Instrução de trabalho:
Com base no texto sobre Frida Kahlo, responda:
1. De que pintura vem o costume da artista de deixar um espaço na parte inferior da obra para escrever?
2. O que perfurou o abdômen de Frida no acidente?
3. Que característica física da artista ela pôs na vítima do quadro votivo?

Texto:
══════════════════════════════

Retrato do Acidente de Frida Kahlo - méxico (1925)

ORIGEM: https://www.studyblue.com/notes/note/n/arth-157-final-exam-images/deck/8761960

Frida Kahlo (1907 a 1954), artista mexicana foi uma das que mais tiveram influência da Pintura Votiva. Em muitos de seus quadros a artista deixava na parte inferior da obra um espaço para escrever algo relacionado com o tema abordado, essa característica vem da pintura de Ex-voto. Quando jovem, ainda na década de 1920, Frida sofreu um grave acidente, o bonde onde estava bateu de frente com um carro, uma barra de ferro perfurou o abdômen da artista, ela então passaria por várias cirurgias durante sua vida, que mais fizeram estragos do que curaram. Para espanto de muitos, um dia Frida encontrou um quadro votivo cujo tema era tão parecido com o acidente que ela sofreu, que foram apenas precisos alguns retoques para transformar a pintura numa representação do seu próprio acidente. Acrescentou os escritos no carro e no bonde elétrico, pôs umas sobrancelhas unidas, uma característica física da artista, na vítima e compôs uma dedicatória na parte de baixo, dando graças por ter sobrevivido.

══════════════════════════════

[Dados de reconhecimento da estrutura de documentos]

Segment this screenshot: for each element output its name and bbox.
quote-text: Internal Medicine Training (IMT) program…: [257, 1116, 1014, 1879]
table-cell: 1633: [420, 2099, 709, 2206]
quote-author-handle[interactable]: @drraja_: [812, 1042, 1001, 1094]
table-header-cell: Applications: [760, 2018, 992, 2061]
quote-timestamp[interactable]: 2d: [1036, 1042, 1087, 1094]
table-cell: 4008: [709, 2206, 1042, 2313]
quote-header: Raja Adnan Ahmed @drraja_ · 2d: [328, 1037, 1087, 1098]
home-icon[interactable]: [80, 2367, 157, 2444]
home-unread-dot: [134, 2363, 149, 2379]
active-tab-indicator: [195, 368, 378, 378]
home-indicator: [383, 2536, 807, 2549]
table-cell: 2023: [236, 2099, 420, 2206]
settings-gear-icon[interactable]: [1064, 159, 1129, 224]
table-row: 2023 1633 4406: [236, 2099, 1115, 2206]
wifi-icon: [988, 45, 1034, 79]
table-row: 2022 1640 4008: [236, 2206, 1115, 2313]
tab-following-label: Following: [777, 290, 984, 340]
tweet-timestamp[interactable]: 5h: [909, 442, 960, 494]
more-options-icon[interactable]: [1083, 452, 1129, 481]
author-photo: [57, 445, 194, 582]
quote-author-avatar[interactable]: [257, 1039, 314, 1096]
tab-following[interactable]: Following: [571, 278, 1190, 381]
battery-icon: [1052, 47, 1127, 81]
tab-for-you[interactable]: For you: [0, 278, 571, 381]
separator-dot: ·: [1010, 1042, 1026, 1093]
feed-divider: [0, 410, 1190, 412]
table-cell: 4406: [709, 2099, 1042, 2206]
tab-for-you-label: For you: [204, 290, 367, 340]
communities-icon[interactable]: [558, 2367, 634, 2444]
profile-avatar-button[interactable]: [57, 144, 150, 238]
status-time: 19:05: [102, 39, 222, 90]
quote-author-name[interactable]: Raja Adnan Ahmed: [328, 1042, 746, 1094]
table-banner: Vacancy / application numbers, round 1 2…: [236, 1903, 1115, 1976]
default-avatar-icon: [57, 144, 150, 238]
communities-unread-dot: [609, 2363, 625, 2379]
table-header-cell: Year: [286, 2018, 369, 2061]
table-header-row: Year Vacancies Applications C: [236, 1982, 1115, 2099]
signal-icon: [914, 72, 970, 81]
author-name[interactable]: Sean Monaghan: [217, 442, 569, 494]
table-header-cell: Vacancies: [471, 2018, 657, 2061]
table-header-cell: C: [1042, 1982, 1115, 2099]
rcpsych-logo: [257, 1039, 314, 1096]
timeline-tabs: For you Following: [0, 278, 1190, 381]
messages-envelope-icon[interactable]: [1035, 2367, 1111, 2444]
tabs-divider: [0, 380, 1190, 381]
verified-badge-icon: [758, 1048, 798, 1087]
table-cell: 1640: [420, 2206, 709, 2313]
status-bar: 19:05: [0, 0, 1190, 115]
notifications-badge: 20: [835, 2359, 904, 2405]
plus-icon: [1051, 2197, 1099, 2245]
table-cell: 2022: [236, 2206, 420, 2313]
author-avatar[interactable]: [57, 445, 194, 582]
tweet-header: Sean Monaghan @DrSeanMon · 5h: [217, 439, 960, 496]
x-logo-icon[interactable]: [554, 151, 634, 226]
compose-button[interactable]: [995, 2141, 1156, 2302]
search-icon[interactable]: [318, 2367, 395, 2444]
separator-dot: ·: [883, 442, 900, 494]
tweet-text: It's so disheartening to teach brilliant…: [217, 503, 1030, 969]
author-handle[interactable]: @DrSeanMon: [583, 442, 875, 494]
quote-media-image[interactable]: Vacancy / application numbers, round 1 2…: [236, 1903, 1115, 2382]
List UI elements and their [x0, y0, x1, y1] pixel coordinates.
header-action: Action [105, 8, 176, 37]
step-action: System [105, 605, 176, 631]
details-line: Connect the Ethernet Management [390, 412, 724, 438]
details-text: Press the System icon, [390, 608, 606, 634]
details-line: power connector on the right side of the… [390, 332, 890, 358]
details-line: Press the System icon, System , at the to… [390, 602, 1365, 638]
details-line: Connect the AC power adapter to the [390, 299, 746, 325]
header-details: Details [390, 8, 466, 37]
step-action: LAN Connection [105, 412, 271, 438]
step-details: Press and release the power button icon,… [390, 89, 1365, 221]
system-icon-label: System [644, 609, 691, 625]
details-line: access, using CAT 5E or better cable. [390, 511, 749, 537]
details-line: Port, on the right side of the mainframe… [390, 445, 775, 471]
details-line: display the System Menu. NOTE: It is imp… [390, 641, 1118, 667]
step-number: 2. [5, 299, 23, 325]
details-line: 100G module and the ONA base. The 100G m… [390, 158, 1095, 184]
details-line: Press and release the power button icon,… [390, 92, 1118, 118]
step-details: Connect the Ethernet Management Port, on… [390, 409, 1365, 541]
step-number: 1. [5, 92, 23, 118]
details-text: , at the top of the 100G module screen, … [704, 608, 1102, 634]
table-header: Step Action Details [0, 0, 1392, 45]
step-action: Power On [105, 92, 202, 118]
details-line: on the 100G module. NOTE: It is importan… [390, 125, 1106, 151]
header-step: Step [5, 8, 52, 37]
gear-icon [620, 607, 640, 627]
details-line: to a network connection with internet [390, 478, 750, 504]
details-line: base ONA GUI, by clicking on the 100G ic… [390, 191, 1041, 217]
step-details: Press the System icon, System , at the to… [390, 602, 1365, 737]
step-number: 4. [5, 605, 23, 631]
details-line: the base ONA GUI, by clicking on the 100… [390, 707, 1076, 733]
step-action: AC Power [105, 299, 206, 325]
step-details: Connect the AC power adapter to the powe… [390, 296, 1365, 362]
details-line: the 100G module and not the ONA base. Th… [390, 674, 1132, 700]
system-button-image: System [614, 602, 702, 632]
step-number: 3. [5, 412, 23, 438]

══════════════════════════════

Sua resposta:
1. Da pintura de Ex-voto.
2. Uma barra de ferro.
3. Sobrancelhas unidas.